Aim of the exercise:
Collect the lines of the entries where "Jakob" shows up.

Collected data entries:
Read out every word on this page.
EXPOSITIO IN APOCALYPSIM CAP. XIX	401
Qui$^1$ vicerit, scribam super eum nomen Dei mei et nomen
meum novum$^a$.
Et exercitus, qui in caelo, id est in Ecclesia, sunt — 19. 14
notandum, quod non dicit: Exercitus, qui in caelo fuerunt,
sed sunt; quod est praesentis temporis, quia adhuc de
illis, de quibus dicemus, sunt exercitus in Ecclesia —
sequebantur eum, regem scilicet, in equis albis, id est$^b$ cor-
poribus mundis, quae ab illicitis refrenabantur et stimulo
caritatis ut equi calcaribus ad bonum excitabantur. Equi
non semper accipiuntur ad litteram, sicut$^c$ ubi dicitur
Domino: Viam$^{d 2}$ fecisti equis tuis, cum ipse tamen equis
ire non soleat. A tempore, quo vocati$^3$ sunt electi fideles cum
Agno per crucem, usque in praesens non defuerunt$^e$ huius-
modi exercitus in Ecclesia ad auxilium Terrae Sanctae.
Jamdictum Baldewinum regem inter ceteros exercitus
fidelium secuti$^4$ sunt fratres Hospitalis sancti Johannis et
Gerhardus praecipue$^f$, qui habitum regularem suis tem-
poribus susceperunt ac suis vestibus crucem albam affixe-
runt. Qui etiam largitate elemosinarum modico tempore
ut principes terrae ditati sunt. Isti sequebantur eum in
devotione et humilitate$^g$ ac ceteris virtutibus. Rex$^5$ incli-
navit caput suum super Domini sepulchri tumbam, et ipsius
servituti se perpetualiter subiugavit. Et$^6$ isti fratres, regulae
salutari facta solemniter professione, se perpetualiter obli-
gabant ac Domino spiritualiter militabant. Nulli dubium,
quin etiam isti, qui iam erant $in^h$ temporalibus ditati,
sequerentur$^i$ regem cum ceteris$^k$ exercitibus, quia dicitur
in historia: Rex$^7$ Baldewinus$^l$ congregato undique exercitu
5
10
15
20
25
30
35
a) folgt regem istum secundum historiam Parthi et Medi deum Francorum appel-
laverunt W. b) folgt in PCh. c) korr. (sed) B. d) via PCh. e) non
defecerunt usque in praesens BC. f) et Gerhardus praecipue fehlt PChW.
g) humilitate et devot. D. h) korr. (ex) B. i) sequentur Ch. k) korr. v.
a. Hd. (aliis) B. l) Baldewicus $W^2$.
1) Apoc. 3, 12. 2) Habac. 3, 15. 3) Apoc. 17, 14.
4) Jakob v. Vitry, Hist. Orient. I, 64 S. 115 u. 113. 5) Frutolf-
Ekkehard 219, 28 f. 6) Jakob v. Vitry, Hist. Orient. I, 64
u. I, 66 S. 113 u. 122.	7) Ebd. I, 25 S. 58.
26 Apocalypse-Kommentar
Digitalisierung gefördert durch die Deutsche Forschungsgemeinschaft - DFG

Correct output:
4) Jakob v. Vitry, Hist. Orient. I, 64 S. 115 u. 113. 5) Frutolf-
Ekkehard 219, 28 f. 6) Jakob v. Vitry, Hist. Orient. I, 64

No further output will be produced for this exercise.